-------- RECORDS SUPPLIED --------

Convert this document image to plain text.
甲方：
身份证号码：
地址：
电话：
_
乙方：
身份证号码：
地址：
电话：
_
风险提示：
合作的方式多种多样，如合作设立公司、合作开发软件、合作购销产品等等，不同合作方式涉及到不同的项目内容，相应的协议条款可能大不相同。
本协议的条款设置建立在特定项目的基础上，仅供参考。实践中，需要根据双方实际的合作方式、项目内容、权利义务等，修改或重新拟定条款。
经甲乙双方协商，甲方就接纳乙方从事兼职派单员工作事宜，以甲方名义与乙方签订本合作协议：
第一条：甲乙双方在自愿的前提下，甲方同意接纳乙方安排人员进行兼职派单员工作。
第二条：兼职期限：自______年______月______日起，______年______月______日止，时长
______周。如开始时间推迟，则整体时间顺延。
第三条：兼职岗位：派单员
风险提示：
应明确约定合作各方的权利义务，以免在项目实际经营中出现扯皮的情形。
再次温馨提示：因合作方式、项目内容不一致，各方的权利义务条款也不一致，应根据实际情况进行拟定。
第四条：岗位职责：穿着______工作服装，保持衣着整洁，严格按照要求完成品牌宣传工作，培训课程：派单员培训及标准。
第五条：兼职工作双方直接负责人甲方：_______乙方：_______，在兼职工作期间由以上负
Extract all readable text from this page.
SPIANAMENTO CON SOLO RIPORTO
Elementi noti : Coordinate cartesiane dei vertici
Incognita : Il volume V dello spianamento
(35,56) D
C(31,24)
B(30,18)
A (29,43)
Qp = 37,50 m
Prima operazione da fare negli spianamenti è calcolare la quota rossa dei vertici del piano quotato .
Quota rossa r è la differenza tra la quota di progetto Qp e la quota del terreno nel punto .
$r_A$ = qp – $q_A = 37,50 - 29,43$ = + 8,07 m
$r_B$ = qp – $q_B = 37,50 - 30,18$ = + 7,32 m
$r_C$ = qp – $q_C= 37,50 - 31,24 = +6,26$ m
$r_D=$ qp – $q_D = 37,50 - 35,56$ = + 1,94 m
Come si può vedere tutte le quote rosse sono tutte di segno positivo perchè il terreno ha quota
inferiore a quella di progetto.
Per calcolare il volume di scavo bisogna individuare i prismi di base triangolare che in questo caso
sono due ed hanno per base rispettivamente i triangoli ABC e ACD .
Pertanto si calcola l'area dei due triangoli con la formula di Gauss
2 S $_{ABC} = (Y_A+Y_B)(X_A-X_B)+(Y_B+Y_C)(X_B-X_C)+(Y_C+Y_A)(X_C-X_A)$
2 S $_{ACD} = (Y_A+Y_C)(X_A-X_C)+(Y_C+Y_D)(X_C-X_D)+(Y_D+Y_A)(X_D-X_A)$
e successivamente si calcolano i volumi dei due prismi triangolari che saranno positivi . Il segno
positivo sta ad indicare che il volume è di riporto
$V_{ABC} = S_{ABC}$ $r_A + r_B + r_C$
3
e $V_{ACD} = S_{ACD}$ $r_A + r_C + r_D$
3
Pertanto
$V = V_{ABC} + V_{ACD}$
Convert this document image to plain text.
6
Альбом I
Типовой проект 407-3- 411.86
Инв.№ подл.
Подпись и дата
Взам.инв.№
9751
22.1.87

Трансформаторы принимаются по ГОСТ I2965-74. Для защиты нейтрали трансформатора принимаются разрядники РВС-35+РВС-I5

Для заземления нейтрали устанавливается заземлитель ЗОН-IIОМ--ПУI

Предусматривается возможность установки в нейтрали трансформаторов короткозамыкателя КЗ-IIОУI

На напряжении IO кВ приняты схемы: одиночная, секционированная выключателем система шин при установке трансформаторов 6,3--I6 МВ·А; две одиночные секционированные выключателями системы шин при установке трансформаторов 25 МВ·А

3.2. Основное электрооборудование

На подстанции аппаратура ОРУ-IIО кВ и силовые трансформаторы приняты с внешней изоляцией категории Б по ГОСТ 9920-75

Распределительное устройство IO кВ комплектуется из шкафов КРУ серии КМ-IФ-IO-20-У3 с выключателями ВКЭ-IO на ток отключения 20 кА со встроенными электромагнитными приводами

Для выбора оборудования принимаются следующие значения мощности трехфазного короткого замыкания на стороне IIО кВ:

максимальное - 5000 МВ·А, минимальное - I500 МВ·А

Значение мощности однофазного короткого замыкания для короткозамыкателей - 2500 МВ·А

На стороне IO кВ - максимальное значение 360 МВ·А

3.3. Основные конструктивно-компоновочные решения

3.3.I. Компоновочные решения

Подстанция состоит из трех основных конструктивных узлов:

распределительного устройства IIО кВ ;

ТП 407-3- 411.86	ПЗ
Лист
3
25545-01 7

--------

### [TASK REQUIREMENTS]
Give every line of the material that includes the string "Pertanto".

### [TASK ANSWER]
Pertanto si calcola l'area dei due triangoli con la formula di Gauss
Pertanto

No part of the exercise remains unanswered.